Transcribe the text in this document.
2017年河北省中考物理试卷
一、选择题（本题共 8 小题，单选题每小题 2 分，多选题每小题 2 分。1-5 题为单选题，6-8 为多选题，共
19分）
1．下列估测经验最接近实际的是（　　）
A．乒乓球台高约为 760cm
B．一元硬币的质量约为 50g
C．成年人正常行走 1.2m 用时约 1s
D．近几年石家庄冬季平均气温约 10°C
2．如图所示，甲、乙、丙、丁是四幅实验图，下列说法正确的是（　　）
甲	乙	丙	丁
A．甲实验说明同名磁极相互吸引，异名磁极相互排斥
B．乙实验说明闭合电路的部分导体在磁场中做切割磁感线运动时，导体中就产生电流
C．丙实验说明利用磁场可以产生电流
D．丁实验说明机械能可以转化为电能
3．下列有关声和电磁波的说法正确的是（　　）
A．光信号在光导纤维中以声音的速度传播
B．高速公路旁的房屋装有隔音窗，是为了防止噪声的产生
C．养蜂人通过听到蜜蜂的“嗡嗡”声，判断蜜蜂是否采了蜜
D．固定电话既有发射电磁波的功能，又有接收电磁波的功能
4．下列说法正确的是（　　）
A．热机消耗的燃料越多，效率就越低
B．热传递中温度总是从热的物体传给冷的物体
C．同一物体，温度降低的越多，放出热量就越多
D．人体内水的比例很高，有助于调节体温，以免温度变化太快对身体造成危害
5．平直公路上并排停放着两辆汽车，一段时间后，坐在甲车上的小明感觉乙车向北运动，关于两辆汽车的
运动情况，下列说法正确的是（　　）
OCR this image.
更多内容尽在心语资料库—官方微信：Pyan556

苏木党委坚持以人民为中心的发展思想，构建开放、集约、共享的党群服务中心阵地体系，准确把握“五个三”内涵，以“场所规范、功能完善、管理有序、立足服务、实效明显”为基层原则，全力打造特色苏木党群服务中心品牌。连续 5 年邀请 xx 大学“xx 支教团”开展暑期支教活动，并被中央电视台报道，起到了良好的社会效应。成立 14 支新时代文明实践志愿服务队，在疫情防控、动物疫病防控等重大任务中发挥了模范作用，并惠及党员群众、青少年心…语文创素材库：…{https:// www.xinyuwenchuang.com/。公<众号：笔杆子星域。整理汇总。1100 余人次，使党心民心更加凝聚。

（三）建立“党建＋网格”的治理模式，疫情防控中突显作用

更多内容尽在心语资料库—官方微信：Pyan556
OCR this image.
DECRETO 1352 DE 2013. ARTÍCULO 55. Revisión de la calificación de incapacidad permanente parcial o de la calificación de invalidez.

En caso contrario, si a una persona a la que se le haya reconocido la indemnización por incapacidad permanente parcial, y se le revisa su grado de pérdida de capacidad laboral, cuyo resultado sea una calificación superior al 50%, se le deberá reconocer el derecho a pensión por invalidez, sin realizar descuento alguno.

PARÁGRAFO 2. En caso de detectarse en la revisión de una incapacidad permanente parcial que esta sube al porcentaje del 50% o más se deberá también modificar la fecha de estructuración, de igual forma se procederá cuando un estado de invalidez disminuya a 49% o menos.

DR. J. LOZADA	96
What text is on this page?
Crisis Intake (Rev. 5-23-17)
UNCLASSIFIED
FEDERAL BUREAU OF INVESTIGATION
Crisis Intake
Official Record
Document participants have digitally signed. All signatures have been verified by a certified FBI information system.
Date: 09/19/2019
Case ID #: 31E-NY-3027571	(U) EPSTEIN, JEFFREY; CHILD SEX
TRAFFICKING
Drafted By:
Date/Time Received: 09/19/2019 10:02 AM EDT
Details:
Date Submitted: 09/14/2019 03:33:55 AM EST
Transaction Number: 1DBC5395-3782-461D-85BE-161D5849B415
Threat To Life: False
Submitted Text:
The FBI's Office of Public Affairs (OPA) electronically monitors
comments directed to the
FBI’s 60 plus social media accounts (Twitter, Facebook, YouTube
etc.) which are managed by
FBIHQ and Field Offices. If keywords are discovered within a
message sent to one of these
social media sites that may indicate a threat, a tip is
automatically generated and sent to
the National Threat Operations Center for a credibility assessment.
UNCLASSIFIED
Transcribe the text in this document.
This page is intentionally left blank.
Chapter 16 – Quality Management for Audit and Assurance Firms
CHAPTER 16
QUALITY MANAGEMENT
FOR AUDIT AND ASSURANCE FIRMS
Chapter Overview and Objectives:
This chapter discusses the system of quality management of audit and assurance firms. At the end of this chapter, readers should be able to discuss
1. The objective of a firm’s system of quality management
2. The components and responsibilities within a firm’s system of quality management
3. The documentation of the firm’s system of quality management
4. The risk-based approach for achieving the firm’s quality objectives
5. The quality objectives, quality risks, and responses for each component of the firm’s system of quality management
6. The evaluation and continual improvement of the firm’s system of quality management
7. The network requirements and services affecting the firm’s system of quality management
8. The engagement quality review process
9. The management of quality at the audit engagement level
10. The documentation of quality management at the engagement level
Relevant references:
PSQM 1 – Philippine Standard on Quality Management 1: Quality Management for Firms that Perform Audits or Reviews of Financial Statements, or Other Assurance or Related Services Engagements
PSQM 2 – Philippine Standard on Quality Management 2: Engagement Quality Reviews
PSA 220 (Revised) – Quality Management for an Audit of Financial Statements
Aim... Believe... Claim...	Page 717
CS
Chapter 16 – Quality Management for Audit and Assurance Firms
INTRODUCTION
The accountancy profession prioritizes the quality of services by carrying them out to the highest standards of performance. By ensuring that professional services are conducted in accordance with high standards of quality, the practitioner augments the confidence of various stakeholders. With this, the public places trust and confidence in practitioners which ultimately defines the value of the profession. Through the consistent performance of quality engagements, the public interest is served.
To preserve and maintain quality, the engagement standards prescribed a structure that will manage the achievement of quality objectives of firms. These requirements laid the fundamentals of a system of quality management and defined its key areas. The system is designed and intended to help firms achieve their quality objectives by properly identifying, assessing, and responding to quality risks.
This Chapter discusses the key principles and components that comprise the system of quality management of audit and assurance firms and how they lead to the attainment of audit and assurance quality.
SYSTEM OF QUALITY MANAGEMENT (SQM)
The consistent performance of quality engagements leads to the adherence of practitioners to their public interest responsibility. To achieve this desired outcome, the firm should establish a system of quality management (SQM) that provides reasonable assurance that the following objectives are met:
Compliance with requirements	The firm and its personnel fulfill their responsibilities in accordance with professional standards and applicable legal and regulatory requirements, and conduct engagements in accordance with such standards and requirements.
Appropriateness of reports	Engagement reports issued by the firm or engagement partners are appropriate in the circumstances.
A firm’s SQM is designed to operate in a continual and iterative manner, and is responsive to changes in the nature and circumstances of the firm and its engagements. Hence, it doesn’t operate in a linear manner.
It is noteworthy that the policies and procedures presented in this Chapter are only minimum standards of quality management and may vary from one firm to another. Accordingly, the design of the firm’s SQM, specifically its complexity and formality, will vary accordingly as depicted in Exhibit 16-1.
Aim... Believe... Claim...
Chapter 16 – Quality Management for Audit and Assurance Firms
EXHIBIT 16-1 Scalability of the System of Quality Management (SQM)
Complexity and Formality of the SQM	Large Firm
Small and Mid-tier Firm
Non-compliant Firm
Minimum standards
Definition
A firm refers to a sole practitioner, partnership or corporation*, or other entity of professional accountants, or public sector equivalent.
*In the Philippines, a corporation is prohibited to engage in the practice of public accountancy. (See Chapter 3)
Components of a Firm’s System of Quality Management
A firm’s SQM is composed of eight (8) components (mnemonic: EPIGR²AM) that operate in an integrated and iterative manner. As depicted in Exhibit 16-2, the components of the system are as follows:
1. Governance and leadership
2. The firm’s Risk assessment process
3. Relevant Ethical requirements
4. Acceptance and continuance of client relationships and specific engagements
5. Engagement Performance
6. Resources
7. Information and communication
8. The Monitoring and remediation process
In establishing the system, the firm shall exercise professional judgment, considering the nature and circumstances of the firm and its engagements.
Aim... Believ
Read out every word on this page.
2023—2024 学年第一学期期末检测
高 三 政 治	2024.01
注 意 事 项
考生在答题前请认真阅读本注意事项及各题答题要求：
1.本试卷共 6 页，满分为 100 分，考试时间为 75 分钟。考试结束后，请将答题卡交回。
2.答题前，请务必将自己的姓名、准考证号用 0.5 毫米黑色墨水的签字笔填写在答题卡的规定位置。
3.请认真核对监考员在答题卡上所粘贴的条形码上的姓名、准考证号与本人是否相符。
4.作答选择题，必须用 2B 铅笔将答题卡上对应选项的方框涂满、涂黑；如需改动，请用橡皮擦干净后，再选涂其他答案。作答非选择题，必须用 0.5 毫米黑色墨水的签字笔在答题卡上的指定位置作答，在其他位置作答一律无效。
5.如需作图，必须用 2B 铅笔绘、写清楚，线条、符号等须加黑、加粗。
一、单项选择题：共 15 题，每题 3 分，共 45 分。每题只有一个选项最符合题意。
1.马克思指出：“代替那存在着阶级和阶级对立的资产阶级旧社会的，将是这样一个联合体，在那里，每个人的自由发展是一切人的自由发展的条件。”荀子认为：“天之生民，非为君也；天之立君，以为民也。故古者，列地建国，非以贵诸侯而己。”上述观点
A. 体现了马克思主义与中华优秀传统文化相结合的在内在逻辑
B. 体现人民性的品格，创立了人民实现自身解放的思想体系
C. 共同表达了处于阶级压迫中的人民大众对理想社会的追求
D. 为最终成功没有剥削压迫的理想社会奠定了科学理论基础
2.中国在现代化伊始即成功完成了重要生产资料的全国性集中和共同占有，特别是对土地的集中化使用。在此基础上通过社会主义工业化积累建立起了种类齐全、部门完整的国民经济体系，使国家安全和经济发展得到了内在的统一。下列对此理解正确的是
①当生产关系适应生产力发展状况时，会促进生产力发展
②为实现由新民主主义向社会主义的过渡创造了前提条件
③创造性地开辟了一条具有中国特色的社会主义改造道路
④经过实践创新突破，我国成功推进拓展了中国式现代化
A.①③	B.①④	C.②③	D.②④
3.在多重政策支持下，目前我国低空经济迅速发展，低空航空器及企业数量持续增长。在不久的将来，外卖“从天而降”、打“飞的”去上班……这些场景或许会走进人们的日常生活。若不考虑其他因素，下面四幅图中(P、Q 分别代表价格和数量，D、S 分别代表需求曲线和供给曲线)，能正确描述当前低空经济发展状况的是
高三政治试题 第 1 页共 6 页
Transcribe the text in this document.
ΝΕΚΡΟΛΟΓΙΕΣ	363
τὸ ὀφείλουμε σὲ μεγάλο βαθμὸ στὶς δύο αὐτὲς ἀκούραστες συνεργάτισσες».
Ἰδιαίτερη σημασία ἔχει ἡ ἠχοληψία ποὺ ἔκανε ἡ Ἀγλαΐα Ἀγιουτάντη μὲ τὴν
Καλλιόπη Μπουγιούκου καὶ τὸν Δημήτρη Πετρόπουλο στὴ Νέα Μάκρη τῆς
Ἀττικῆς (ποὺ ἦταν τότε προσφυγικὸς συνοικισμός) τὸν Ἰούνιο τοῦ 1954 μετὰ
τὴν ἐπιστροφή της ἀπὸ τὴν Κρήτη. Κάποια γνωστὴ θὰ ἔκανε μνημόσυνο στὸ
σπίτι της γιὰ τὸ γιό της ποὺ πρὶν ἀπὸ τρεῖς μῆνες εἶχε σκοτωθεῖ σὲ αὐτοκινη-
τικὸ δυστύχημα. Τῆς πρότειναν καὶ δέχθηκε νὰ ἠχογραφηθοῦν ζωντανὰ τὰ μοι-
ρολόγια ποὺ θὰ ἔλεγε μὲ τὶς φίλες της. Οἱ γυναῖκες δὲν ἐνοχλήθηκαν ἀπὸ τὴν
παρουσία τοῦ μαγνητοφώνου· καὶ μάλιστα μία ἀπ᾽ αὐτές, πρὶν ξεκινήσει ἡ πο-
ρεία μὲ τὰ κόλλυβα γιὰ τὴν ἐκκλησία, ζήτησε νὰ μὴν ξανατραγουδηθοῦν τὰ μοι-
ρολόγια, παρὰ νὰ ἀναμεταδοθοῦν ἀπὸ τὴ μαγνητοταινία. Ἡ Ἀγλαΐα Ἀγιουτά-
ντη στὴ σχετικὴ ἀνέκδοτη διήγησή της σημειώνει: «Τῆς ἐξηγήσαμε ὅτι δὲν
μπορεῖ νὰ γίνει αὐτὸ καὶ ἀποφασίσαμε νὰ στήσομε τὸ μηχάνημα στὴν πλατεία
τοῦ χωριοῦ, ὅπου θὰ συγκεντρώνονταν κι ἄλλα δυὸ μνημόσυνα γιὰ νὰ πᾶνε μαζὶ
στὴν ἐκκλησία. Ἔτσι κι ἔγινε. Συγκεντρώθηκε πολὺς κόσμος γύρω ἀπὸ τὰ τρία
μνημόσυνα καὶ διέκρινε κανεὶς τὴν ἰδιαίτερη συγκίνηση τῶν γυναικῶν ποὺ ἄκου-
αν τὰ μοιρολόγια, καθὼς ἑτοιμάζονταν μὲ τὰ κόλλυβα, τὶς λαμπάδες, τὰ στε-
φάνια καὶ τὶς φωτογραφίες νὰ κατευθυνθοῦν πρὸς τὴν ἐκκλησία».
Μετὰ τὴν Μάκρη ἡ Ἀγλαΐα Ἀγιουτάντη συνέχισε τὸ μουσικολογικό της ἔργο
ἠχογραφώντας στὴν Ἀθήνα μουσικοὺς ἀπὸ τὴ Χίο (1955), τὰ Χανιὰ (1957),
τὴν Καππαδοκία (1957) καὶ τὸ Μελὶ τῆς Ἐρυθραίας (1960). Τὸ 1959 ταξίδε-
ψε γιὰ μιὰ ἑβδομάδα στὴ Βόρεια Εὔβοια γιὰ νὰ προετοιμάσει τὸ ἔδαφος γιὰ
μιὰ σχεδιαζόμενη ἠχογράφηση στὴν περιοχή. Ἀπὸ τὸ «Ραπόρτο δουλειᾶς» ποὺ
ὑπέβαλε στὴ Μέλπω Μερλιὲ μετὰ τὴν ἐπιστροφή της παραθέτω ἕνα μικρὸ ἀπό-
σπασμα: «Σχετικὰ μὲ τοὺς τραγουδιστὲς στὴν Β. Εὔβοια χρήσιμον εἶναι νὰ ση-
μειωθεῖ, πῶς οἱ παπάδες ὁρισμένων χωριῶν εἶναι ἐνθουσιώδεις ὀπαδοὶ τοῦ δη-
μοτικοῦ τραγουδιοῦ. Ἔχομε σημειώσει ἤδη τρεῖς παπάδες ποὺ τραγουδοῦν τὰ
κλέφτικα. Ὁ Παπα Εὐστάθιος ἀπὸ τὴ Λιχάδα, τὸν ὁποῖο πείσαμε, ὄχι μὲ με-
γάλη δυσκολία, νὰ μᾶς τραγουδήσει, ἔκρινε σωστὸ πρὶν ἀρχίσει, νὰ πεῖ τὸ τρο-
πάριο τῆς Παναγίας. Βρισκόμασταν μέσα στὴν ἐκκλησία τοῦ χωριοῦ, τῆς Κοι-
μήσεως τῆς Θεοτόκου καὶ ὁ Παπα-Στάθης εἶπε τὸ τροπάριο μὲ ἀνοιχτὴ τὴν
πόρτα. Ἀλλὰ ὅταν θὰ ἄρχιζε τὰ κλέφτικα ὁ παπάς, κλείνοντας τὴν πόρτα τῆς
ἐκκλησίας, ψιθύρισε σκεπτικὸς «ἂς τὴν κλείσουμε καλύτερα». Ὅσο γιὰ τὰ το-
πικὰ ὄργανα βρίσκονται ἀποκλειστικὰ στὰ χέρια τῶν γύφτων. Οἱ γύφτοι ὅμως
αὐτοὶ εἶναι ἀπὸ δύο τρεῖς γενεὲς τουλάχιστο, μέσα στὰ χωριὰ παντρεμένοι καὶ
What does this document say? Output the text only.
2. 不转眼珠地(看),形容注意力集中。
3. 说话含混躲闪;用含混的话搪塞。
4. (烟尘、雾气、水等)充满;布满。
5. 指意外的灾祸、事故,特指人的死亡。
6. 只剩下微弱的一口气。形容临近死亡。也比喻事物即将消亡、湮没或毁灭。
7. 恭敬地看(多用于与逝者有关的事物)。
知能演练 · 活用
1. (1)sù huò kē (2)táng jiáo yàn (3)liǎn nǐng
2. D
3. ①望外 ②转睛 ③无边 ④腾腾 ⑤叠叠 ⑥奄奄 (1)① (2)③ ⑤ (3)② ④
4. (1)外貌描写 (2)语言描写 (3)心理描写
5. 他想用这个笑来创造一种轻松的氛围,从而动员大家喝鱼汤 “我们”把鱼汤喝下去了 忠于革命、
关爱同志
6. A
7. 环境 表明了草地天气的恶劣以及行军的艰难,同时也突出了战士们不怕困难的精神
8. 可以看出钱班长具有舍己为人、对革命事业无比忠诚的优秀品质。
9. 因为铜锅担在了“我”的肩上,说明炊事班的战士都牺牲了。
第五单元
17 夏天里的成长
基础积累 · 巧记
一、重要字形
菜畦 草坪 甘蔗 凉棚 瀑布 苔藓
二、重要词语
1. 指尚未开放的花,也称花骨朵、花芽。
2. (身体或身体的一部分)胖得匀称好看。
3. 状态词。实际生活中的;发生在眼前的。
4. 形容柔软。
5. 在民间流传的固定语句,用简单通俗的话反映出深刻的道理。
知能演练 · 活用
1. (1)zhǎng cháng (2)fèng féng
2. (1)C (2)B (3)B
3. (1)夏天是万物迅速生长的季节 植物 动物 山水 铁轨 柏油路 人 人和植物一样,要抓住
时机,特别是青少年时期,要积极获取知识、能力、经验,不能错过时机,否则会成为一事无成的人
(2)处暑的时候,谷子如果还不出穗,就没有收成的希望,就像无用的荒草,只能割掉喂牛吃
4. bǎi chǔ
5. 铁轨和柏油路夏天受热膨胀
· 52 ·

Aim → From the "What does this" line to the close of the listing, restate each line word for word.

Exercise solution →
What does this document say? Output the text only.
2. 不转眼珠地(看),形容注意力集中。
3. 说话含混躲闪;用含混的话搪塞。
4. (烟尘、雾气、水等)充满;布满。
5. 指意外的灾祸、事故,特指人的死亡。
6. 只剩下微弱的一口气。形容临近死亡。也比喻事物即将消亡、湮没或毁灭。
7. 恭敬地看(多用于与逝者有关的事物)。
知能演练 · 活用
1. (1)sù huò kē (2)táng jiáo yàn (3)liǎn nǐng
2. D
3. ①望外 ②转睛 ③无边 ④腾腾 ⑤叠叠 ⑥奄奄 (1)① (2)③ ⑤ (3)② ④
4. (1)外貌描写 (2)语言描写 (3)心理描写
5. 他想用这个笑来创造一种轻松的氛围,从而动员大家喝鱼汤 “我们”把鱼汤喝下去了 忠于革命、
关爱同志
6. A
7. 环境 表明了草地天气的恶劣以及行军的艰难,同时也突出了战士们不怕困难的精神
8. 可以看出钱班长具有舍己为人、对革命事业无比忠诚的优秀品质。
9. 因为铜锅担在了“我”的肩上,说明炊事班的战士都牺牲了。
第五单元
17 夏天里的成长
基础积累 · 巧记
一、重要字形
菜畦 草坪 甘蔗 凉棚 瀑布 苔藓
二、重要词语
1. 指尚未开放的花,也称花骨朵、花芽。
2. (身体或身体的一部分)胖得匀称好看。
3. 状态词。实际生活中的;发生在眼前的。
4. 形容柔软。
5. 在民间流传的固定语句,用简单通俗的话反映出深刻的道理。
知能演练 · 活用
1. (1)zhǎng cháng (2)fèng féng
2. (1)C (2)B (3)B
3. (1)夏天是万物迅速生长的季节 植物 动物 山水 铁轨 柏油路 人 人和植物一样,要抓住
时机,特别是青少年时期,要积极获取知识、能力、经验,不能错过时机,否则会成为一事无成的人
(2)处暑的时候,谷子如果还不出穗,就没有收成的希望,就像无用的荒草,只能割掉喂牛吃
4. bǎi chǔ
5. 铁轨和柏油路夏天受热膨胀
· 52 ·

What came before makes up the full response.